Data records:
******************************
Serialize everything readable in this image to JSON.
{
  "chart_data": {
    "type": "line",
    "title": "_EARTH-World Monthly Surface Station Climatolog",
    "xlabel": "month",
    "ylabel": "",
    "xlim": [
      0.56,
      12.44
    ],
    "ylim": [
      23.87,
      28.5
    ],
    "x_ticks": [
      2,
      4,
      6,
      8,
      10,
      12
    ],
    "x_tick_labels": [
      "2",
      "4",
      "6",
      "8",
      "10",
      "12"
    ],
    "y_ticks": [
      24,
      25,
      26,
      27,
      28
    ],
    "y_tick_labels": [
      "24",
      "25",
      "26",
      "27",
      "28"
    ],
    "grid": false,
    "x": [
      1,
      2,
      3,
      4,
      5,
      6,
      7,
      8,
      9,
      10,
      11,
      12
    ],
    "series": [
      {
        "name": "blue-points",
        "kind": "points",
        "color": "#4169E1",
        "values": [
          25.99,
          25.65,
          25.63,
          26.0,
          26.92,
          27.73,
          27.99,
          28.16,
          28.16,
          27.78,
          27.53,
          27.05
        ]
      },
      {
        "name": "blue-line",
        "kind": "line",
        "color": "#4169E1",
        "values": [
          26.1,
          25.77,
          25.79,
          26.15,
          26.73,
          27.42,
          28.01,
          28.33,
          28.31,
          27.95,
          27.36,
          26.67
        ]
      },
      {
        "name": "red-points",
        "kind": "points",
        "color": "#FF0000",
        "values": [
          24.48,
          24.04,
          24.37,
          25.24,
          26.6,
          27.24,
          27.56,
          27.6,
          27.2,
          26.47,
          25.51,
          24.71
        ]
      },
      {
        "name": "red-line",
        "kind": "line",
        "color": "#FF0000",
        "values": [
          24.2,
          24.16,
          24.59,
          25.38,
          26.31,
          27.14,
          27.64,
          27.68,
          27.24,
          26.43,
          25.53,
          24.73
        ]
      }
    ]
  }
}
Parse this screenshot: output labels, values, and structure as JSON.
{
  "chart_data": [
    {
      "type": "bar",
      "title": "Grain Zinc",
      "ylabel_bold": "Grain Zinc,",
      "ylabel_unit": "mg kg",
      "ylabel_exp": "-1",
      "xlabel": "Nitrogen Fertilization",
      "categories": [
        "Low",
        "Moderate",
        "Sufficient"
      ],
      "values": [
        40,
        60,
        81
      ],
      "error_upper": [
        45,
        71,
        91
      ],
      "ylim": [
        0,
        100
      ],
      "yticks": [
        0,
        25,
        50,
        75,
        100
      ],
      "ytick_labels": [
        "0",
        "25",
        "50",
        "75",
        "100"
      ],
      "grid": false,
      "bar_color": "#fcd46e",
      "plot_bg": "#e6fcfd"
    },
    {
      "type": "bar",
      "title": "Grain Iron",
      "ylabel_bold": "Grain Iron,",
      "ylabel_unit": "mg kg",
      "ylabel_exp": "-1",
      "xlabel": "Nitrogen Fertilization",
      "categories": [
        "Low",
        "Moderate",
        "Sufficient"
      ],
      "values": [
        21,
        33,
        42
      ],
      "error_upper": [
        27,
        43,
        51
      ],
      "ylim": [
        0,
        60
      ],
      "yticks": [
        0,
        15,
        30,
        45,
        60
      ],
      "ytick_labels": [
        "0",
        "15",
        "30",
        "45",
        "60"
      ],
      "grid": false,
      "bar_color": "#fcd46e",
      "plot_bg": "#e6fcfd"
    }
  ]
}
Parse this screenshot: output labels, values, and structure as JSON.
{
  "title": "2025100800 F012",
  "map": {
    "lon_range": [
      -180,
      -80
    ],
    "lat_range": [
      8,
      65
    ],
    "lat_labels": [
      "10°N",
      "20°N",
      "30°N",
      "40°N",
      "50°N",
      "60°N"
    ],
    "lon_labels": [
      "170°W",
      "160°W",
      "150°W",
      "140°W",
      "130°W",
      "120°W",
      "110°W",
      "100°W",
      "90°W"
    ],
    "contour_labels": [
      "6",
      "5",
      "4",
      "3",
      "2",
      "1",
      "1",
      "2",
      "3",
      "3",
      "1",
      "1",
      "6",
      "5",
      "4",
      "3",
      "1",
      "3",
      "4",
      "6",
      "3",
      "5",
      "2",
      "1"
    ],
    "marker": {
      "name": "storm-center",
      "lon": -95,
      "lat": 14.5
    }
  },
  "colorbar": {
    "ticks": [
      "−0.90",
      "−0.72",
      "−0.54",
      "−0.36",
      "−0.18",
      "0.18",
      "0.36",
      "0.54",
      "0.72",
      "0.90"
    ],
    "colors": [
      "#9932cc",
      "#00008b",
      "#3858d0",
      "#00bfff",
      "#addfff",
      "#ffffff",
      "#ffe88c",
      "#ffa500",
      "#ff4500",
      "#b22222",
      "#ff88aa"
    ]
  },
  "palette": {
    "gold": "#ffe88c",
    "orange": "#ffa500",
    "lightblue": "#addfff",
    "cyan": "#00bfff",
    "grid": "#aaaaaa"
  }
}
******************************
**Short exercise**
Please restate the whole listing word for word.

**Answer to the exercise**
Serialize everything readable in this image to JSON.
{
  "chart_data": {
    "type": "line",
    "title": "_EARTH-World Monthly Surface Station Climatolog",
    "xlabel": "month",
    "ylabel": "",
    "xlim": [
      0.56,
      12.44
    ],
    "ylim": [
      23.87,
      28.5
    ],
    "x_ticks": [
      2,
      4,
      6,
      8,
      10,
      12
    ],
    "x_tick_labels": [
      "2",
      "4",
      "6",
      "8",
      "10",
      "12"
    ],
    "y_ticks": [
      24,
      25,
      26,
      27,
      28
    ],
    "y_tick_labels": [
      "24",
      "25",
      "26",
      "27",
      "28"
    ],
    "grid": false,
    "x": [
      1,
      2,
      3,
      4,
      5,
      6,
      7,
      8,
      9,
      10,
      11,
      12
    ],
    "series": [
      {
        "name": "blue-points",
        "kind": "points",
        "color": "#4169E1",
        "values": [
          25.99,
          25.65,
          25.63,
          26.0,
          26.92,
          27.73,
          27.99,
          28.16,
          28.16,
          27.78,
          27.53,
          27.05
        ]
      },
      {
        "name": "blue-line",
        "kind": "line",
        "color": "#4169E1",
        "values": [
          26.1,
          25.77,
          25.79,
          26.15,
          26.73,
          27.42,
          28.01,
          28.33,
          28.31,
          27.95,
          27.36,
          26.67
        ]
      },
      {
        "name": "red-points",
        "kind": "points",
        "color": "#FF0000",
        "values": [
          24.48,
          24.04,
          24.37,
          25.24,
          26.6,
          27.24,
          27.56,
          27.6,
          27.2,
          26.47,
          25.51,
          24.71
        ]
      },
      {
        "name": "red-line",
        "kind": "line",
        "color": "#FF0000",
        "values": [
          24.2,
          24.16,
          24.59,
          25.38,
          26.31,
          27.14,
          27.64,
          27.68,
          27.24,
          26.43,
          25.53,
          24.73
        ]
      }
    ]
  }
}
Parse this screenshot: output labels, values, and structure as JSON.
{
  "chart_data": [
    {
      "type": "bar",
      "title": "Grain Zinc",
      "ylabel_bold": "Grain Zinc,",
      "ylabel_unit": "mg kg",
      "ylabel_exp": "-1",
      "xlabel": "Nitrogen Fertilization",
      "categories": [
        "Low",
        "Moderate",
        "Sufficient"
      ],
      "values": [
        40,
        60,
        81
      ],
      "error_upper": [
        45,
        71,
        91
      ],
      "ylim": [
        0,
        100
      ],
      "yticks": [
        0,
        25,
        50,
        75,
        100
      ],
      "ytick_labels": [
        "0",
        "25",
        "50",
        "75",
        "100"
      ],
      "grid": false,
      "bar_color": "#fcd46e",
      "plot_bg": "#e6fcfd"
    },
    {
      "type": "bar",
      "title": "Grain Iron",
      "ylabel_bold": "Grain Iron,",
      "ylabel_unit": "mg kg",
      "ylabel_exp": "-1",
      "xlabel": "Nitrogen Fertilization",
      "categories": [
        "Low",
        "Moderate",
        "Sufficient"
      ],
      "values": [
        21,
        33,
        42
      ],
      "error_upper": [
        27,
        43,
        51
      ],
      "ylim": [
        0,
        60
      ],
      "yticks": [
        0,
        15,
        30,
        45,
        60
      ],
      "ytick_labels": [
        "0",
        "15",
        "30",
        "45",
        "60"
      ],
      "grid": false,
      "bar_color": "#fcd46e",
      "plot_bg": "#e6fcfd"
    }
  ]
}
Parse this screenshot: output labels, values, and structure as JSON.
{
  "title": "2025100800 F012",
  "map": {
    "lon_range": [
      -180,
      -80
    ],
    "lat_range": [
      8,
      65
    ],
    "lat_labels": [
      "10°N",
      "20°N",
      "30°N",
      "40°N",
      "50°N",
      "60°N"
    ],
    "lon_labels": [
      "170°W",
      "160°W",
      "150°W",
      "140°W",
      "130°W",
      "120°W",
      "110°W",
      "100°W",
      "90°W"
    ],
    "contour_labels": [
      "6",
      "5",
      "4",
      "3",
      "2",
      "1",
      "1",
      "2",
      "3",
      "3",
      "1",
      "1",
      "6",
      "5",
      "4",
      "3",
      "1",
      "3",
      "4",
      "6",
      "3",
      "5",
      "2",
      "1"
    ],
    "marker": {
      "name": "storm-center",
      "lon": -95,
      "lat": 14.5
    }
  },
  "colorbar": {
    "ticks": [
      "−0.90",
      "−0.72",
      "−0.54",
      "−0.36",
      "−0.18",
      "0.18",
      "0.36",
      "0.54",
      "0.72",
      "0.90"
    ],
    "colors": [
      "#9932cc",
      "#00008b",
      "#3858d0",
      "#00bfff",
      "#addfff",
      "#ffffff",
      "#ffe88c",
      "#ffa500",
      "#ff4500",
      "#b22222",
      "#ff88aa"
    ]
  },
  "palette": {
    "gold": "#ffe88c",
    "orange": "#ffa500",
    "lightblue": "#addfff",
    "cyan": "#00bfff",
    "grid": "#aaaaaa"
  }
}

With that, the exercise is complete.